** WHAT THE TASK REQUIRES **
Go through the lines below and copy each one that holds the string "فروشگاه".

===== RECORDS PROVIDED

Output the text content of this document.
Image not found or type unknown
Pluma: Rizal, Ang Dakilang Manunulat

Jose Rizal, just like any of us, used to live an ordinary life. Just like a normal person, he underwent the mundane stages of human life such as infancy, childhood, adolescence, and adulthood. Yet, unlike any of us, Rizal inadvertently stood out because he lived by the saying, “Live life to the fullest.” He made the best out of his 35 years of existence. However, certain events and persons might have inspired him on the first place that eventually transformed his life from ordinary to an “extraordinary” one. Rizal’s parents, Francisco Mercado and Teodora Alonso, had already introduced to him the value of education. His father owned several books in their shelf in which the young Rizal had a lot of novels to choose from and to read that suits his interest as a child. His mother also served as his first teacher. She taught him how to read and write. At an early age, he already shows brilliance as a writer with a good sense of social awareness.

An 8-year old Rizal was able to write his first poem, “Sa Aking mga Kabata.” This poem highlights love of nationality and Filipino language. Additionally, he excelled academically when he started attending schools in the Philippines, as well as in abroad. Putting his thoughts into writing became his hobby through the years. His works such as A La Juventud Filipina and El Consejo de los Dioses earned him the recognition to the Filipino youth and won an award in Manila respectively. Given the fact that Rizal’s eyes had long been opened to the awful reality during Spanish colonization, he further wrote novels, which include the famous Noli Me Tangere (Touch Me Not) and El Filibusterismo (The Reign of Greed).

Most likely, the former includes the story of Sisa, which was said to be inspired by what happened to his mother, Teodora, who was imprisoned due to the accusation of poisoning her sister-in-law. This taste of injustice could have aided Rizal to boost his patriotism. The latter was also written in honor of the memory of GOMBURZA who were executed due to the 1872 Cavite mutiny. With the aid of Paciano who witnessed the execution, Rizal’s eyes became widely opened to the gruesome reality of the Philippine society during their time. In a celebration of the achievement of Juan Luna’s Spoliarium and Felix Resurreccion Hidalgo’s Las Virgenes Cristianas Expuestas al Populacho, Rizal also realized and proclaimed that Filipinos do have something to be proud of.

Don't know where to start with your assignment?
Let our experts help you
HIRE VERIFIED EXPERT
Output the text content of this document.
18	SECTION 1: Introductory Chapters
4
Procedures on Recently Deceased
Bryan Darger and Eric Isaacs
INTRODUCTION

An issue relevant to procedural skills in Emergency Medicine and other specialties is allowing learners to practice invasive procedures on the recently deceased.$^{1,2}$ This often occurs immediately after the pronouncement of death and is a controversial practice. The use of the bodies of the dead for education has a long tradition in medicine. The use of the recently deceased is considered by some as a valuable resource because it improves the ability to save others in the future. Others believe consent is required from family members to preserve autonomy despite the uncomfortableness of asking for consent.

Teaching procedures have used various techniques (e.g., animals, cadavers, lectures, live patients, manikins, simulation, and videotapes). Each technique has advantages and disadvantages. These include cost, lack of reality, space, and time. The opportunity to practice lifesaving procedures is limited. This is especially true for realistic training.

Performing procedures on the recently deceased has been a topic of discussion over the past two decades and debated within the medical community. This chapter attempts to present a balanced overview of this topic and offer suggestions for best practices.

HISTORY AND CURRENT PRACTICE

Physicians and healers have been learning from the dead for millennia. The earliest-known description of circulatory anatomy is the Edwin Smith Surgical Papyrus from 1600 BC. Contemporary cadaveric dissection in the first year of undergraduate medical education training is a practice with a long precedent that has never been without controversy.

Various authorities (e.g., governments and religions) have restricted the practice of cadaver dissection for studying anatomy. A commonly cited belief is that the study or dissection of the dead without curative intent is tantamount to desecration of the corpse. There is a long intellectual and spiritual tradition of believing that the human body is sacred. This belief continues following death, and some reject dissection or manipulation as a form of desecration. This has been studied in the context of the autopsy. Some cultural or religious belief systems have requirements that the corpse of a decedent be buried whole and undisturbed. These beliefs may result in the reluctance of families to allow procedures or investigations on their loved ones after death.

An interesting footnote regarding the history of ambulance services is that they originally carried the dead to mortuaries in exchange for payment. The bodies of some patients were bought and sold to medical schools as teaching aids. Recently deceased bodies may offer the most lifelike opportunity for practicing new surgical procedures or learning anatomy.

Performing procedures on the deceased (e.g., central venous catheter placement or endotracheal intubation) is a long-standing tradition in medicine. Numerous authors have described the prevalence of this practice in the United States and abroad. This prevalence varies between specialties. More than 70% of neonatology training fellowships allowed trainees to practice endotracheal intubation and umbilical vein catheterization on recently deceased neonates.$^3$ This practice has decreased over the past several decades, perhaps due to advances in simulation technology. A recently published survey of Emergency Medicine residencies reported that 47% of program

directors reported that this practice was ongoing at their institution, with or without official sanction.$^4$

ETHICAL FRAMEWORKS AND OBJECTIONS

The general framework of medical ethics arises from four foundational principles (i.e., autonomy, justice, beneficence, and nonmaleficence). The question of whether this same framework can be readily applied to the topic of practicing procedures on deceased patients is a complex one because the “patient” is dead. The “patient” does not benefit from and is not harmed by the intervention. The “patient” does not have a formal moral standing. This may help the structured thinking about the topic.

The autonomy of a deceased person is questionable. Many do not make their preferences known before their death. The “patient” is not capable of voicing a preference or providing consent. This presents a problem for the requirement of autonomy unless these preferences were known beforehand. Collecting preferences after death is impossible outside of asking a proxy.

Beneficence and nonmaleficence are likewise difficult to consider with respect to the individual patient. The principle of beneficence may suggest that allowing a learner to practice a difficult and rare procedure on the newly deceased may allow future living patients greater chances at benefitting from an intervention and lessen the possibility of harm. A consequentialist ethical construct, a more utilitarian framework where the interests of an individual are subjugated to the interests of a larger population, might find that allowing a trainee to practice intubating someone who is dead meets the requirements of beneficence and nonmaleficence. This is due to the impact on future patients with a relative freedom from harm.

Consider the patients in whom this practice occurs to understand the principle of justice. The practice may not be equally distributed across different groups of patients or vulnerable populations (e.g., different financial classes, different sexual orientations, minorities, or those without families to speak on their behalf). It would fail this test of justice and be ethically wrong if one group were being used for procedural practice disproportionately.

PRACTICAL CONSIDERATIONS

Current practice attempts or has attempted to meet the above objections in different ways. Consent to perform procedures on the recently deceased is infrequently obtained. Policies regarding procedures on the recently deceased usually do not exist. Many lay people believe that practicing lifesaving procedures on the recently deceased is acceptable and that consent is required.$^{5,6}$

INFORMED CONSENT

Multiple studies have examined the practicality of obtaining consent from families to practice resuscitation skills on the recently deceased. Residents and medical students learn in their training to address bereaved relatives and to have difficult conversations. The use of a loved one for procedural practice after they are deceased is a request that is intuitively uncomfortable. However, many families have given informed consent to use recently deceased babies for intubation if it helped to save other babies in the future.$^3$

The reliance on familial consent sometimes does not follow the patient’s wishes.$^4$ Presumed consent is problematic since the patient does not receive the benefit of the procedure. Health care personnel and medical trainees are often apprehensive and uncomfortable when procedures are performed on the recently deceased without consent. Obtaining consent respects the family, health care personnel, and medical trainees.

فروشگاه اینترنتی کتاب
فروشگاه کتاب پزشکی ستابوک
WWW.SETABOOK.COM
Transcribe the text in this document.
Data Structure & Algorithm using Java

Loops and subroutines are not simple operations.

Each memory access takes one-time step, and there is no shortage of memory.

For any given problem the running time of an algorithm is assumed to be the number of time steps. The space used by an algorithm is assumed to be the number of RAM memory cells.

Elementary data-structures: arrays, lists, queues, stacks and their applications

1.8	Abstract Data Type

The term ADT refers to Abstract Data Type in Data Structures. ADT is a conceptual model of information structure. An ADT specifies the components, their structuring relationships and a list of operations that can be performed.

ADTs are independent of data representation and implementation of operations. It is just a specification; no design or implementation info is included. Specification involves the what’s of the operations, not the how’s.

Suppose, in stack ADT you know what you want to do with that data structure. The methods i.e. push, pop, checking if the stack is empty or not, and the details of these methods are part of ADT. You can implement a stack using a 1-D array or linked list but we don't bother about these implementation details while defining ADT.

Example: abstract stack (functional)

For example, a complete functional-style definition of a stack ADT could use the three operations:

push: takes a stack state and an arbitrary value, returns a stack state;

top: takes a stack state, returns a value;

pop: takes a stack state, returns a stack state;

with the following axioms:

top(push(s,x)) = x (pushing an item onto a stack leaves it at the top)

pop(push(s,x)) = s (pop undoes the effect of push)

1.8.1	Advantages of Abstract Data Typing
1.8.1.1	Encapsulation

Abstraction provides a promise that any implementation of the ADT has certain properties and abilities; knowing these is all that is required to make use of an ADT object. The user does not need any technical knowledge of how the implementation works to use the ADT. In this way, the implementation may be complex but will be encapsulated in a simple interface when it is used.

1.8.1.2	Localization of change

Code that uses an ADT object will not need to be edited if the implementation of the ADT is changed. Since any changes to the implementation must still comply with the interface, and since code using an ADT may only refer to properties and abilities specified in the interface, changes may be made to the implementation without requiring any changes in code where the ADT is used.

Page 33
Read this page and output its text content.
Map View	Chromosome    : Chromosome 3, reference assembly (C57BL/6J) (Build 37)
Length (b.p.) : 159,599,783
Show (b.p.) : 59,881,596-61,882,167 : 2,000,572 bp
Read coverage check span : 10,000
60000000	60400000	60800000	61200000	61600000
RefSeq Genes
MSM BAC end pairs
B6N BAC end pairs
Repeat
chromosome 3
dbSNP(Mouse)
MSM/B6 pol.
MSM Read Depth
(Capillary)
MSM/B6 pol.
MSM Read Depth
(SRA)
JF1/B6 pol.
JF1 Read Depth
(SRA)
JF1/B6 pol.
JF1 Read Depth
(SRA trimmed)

==========

** SOLUTION FOR THIS TASK **
فروشگاه اینترنتی کتاب
فروشگاه کتاب پزشکی ستابوک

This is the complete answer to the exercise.